Task:
Omit images. Retype all entries verbatim.

Given records:

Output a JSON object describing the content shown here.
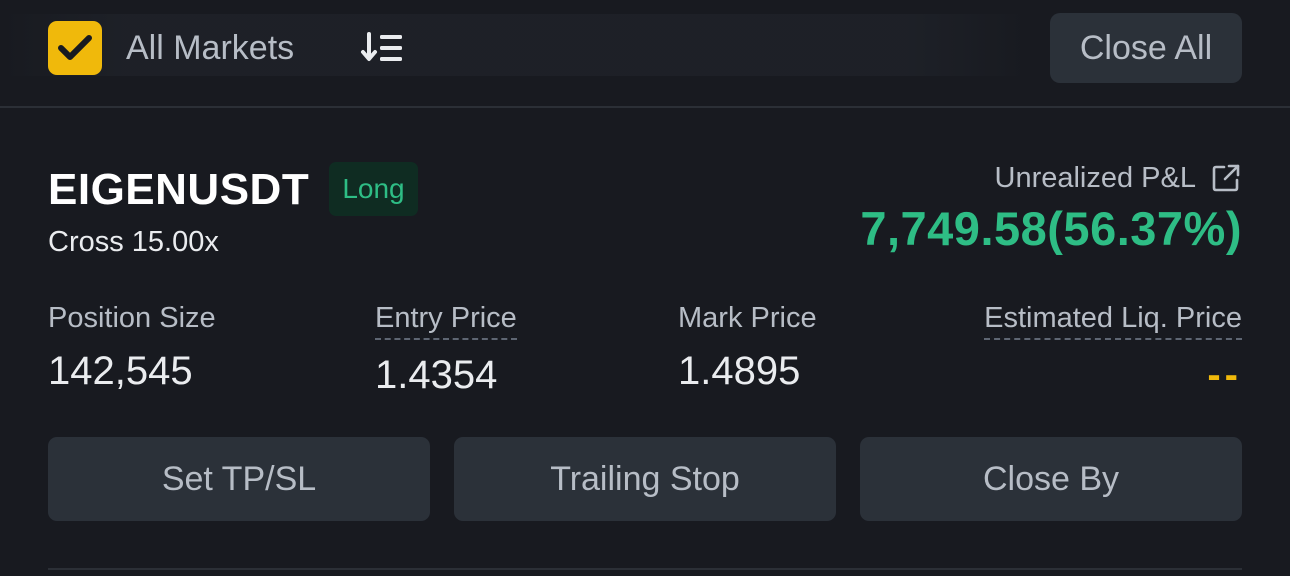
{
  "toolbar": {
    "all_markets_label": "All Markets",
    "all_markets_checked": true,
    "close_all_label": "Close All"
  },
  "position": {
    "symbol": "EIGENUSDT",
    "side": "Long",
    "margin_mode": "Cross 15.00x",
    "pnl_label": "Unrealized P&L",
    "pnl_value": "7,749.58(56.37%)",
    "stats": {
      "position_size": {
        "label": "Position Size",
        "value": "142,545"
      },
      "entry_price": {
        "label": "Entry Price",
        "value": "1.4354"
      },
      "mark_price": {
        "label": "Mark Price",
        "value": "1.4895"
      },
      "liq_price": {
        "label": "Estimated Liq. Price",
        "value": "--"
      }
    },
    "actions": {
      "tpsl": "Set TP/SL",
      "trailing_stop": "Trailing Stop",
      "close_by": "Close By"
    }
  },
  "colors": {
    "background": "#181a20",
    "accent_yellow": "#f0b90b",
    "profit_green": "#2ebd85",
    "button_bg": "#2b3139"
  },
  "icons": {
    "checkbox": "checkmark-icon",
    "sort": "sort-list-icon",
    "share": "share-external-icon"
  }
}
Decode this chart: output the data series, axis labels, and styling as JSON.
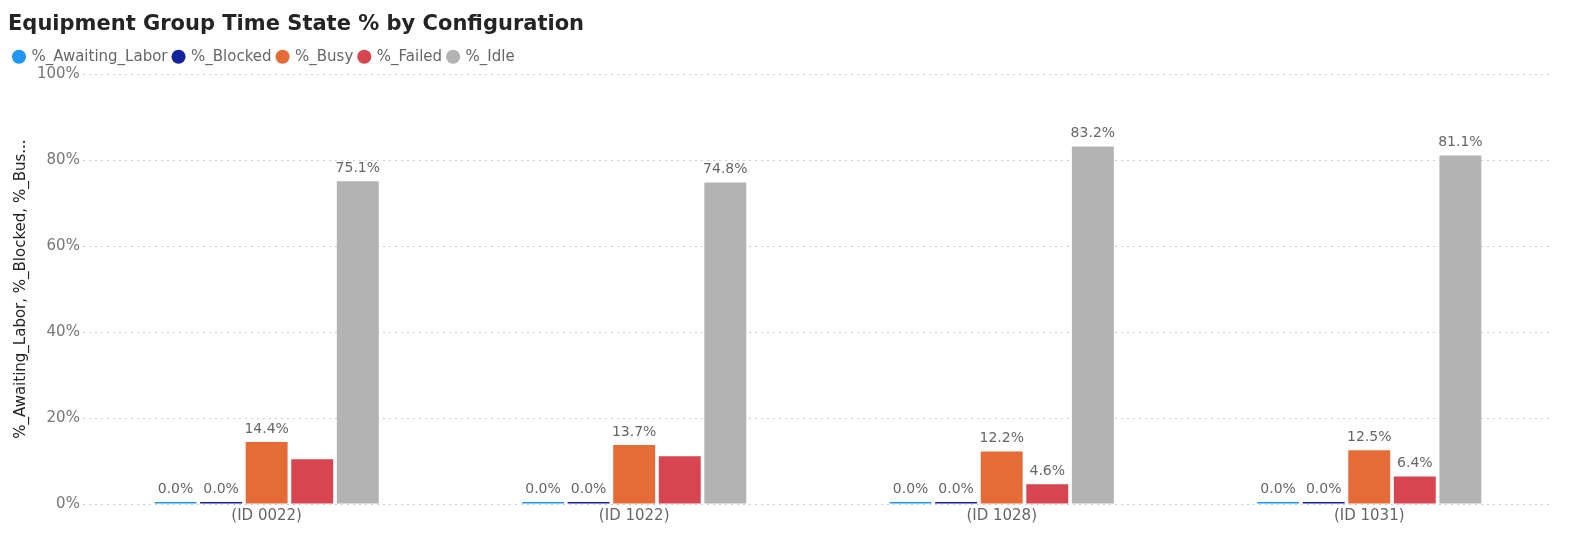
{
  "chart_data": {
    "type": "bar",
    "title": "Equipment Group Time State % by Configuration",
    "ylabel": "%_Awaiting_Labor, %_Blocked, %_Bus...",
    "categories": [
      "(ID 0022)",
      "(ID 1022)",
      "(ID 1028)",
      "(ID 1031)"
    ],
    "series": [
      {
        "name": "%_Awaiting_Labor",
        "color": "#2196f3",
        "values": [
          0,
          0,
          0,
          0
        ],
        "value_labels": [
          "0.0%",
          "0.0%",
          "0.0%",
          "0.0%"
        ]
      },
      {
        "name": "%_Blocked",
        "color": "#12239e",
        "values": [
          0,
          0,
          0,
          0
        ],
        "value_labels": [
          "0.0%",
          "0.0%",
          "0.0%",
          "0.0%"
        ]
      },
      {
        "name": "%_Busy",
        "color": "#e66c37",
        "values": [
          14.4,
          13.7,
          12.2,
          12.5
        ],
        "value_labels": [
          "14.4%",
          "13.7%",
          "12.2%",
          "12.5%"
        ]
      },
      {
        "name": "%_Failed",
        "color": "#d64550",
        "values": [
          10.4,
          11.1,
          4.6,
          6.4
        ],
        "value_labels": [
          null,
          null,
          "4.6%",
          "6.4%"
        ]
      },
      {
        "name": "%_Idle",
        "color": "#b3b3b3",
        "values": [
          75.1,
          74.8,
          83.2,
          81.1
        ],
        "value_labels": [
          "75.1%",
          "74.8%",
          "83.2%",
          "81.1%"
        ]
      }
    ],
    "ylim": [
      0,
      100
    ],
    "yticks": [
      {
        "value": 0,
        "label": "0%"
      },
      {
        "value": 20,
        "label": "20%"
      },
      {
        "value": 40,
        "label": "40%"
      },
      {
        "value": 60,
        "label": "60%"
      },
      {
        "value": 80,
        "label": "80%"
      },
      {
        "value": 100,
        "label": "100%"
      }
    ],
    "grid": "y",
    "legend": "top left"
  }
}
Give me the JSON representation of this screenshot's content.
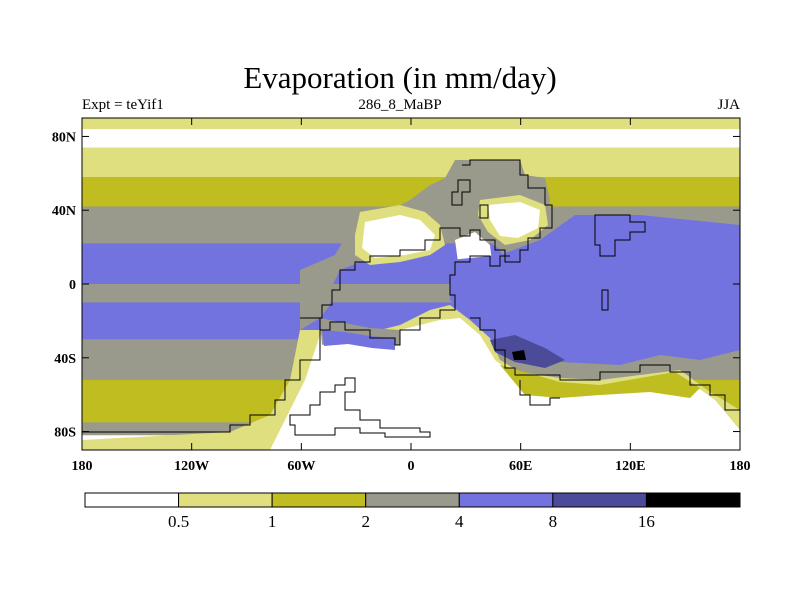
{
  "chart_data": {
    "type": "heatmap",
    "title": "Evaporation (in mm/day)",
    "subtitle_left": "Expt = teYif1",
    "subtitle_center": "286_8_MaBP",
    "subtitle_right": "JJA",
    "x_ticks": [
      "180",
      "120W",
      "60W",
      "0",
      "60E",
      "120E",
      "180"
    ],
    "y_ticks": [
      "80N",
      "40N",
      "0",
      "40S",
      "80S"
    ],
    "xlim": [
      -180,
      180
    ],
    "ylim": [
      -90,
      90
    ],
    "colorbar": {
      "levels": [
        "0.5",
        "1",
        "2",
        "4",
        "8",
        "16"
      ],
      "colors": [
        "#ffffff",
        "#e0df80",
        "#c0bd20",
        "#9a9a8c",
        "#7373e0",
        "#4b4b9a",
        "#000000"
      ]
    },
    "bands": [
      {
        "lat_top": 90,
        "lat_bottom": 84,
        "color_index": 1
      },
      {
        "lat_top": 84,
        "lat_bottom": 74,
        "color_index": 0
      },
      {
        "lat_top": 74,
        "lat_bottom": 58,
        "color_index": 1
      },
      {
        "lat_top": 58,
        "lat_bottom": 42,
        "color_index": 2
      },
      {
        "lat_top": 42,
        "lat_bottom": 22,
        "color_index": 3
      },
      {
        "lat_top": 22,
        "lat_bottom": 0,
        "color_index": 4
      },
      {
        "lat_top": 0,
        "lat_bottom": -10,
        "color_index": 3
      },
      {
        "lat_top": -10,
        "lat_bottom": -30,
        "color_index": 4
      },
      {
        "lat_top": -30,
        "lat_bottom": -52,
        "color_index": 3
      },
      {
        "lat_top": -52,
        "lat_bottom": -75,
        "color_index": 2
      },
      {
        "lat_top": -75,
        "lat_bottom": -82,
        "color_index": 3
      },
      {
        "lat_top": -82,
        "lat_bottom": -90,
        "color_index": 0
      }
    ]
  }
}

Right answer:
Output a JSON object describing the content shown here.
{
  "toolbar": {
    "all_markets_label": "All Markets",
    "all_markets_checked": true,
    "close_all_label": "Close All"
  },
  "position": {
    "symbol": "EIGENUSDT",
    "side": "Long",
    "margin_mode": "Cross 15.00x",
    "pnl_label": "Unrealized P&L",
    "pnl_value": "7,749.58(56.37%)",
    "stats": {
      "position_size": {
        "label": "Position Size",
        "value": "142,545"
      },
      "entry_price": {
        "label": "Entry Price",
        "value": "1.4354"
      },
      "mark_price": {
        "label": "Mark Price",
        "value": "1.4895"
      },
      "liq_price": {
        "label": "Estimated Liq. Price",
        "value": "--"
      }
    },
    "actions": {
      "tpsl": "Set TP/SL",
      "trailing_stop": "Trailing Stop",
      "close_by": "Close By"
    }
  },
  "colors": {
    "background": "#181a20",
    "accent_yellow": "#f0b90b",
    "profit_green": "#2ebd85",
    "button_bg": "#2b3139"
  },
  "icons": {
    "checkbox": "checkmark-icon",
    "sort": "sort-list-icon",
    "share": "share-external-icon"
  }
}
Decode this chart: output the data series, axis labels, and styling as JSON.
{
  "chart_data": {
    "type": "bar",
    "title": "Equipment Group Time State % by Configuration",
    "ylabel": "%_Awaiting_Labor, %_Blocked, %_Bus...",
    "categories": [
      "(ID 0022)",
      "(ID 1022)",
      "(ID 1028)",
      "(ID 1031)"
    ],
    "series": [
      {
        "name": "%_Awaiting_Labor",
        "color": "#2196f3",
        "values": [
          0,
          0,
          0,
          0
        ],
        "value_labels": [
          "0.0%",
          "0.0%",
          "0.0%",
          "0.0%"
        ]
      },
      {
        "name": "%_Blocked",
        "color": "#12239e",
        "values": [
          0,
          0,
          0,
          0
        ],
        "value_labels": [
          "0.0%",
          "0.0%",
          "0.0%",
          "0.0%"
        ]
      },
      {
        "name": "%_Busy",
        "color": "#e66c37",
        "values": [
          14.4,
          13.7,
          12.2,
          12.5
        ],
        "value_labels": [
          "14.4%",
          "13.7%",
          "12.2%",
          "12.5%"
        ]
      },
      {
        "name": "%_Failed",
        "color": "#d64550",
        "values": [
          10.4,
          11.1,
          4.6,
          6.4
        ],
        "value_labels": [
          null,
          null,
          "4.6%",
          "6.4%"
        ]
      },
      {
        "name": "%_Idle",
        "color": "#b3b3b3",
        "values": [
          75.1,
          74.8,
          83.2,
          81.1
        ],
        "value_labels": [
          "75.1%",
          "74.8%",
          "83.2%",
          "81.1%"
        ]
      }
    ],
    "ylim": [
      0,
      100
    ],
    "yticks": [
      {
        "value": 0,
        "label": "0%"
      },
      {
        "value": 20,
        "label": "20%"
      },
      {
        "value": 40,
        "label": "40%"
      },
      {
        "value": 60,
        "label": "60%"
      },
      {
        "value": 80,
        "label": "80%"
      },
      {
        "value": 100,
        "label": "100%"
      }
    ],
    "grid": "y",
    "legend": "top left"
  }
}
Give me the JSON representation of this screenshot's content.
{
  "chart_data": {
    "type": "heatmap",
    "title": "Evaporation (in mm/day)",
    "subtitle_left": "Expt = teYif1",
    "subtitle_center": "286_8_MaBP",
    "subtitle_right": "JJA",
    "x_ticks": [
      "180",
      "120W",
      "60W",
      "0",
      "60E",
      "120E",
      "180"
    ],
    "y_ticks": [
      "80N",
      "40N",
      "0",
      "40S",
      "80S"
    ],
    "xlim": [
      -180,
      180
    ],
    "ylim": [
      -90,
      90
    ],
    "colorbar": {
      "levels": [
        "0.5",
        "1",
        "2",
        "4",
        "8",
        "16"
      ],
      "colors": [
        "#ffffff",
        "#e0df80",
        "#c0bd20",
        "#9a9a8c",
        "#7373e0",
        "#4b4b9a",
        "#000000"
      ]
    },
    "bands": [
      {
        "lat_top": 90,
        "lat_bottom": 84,
        "color_index": 1
      },
      {
        "lat_top": 84,
        "lat_bottom": 74,
        "color_index": 0
      },
      {
        "lat_top": 74,
        "lat_bottom": 58,
        "color_index": 1
      },
      {
        "lat_top": 58,
        "lat_bottom": 42,
        "color_index": 2
      },
      {
        "lat_top": 42,
        "lat_bottom": 22,
        "color_index": 3
      },
      {
        "lat_top": 22,
        "lat_bottom": 0,
        "color_index": 4
      },
      {
        "lat_top": 0,
        "lat_bottom": -10,
        "color_index": 3
      },
      {
        "lat_top": -10,
        "lat_bottom": -30,
        "color_index": 4
      },
      {
        "lat_top": -30,
        "lat_bottom": -52,
        "color_index": 3
      },
      {
        "lat_top": -52,
        "lat_bottom": -75,
        "color_index": 2
      },
      {
        "lat_top": -75,
        "lat_bottom": -82,
        "color_index": 3
      },
      {
        "lat_top": -82,
        "lat_bottom": -90,
        "color_index": 0
      }
    ]
  }
}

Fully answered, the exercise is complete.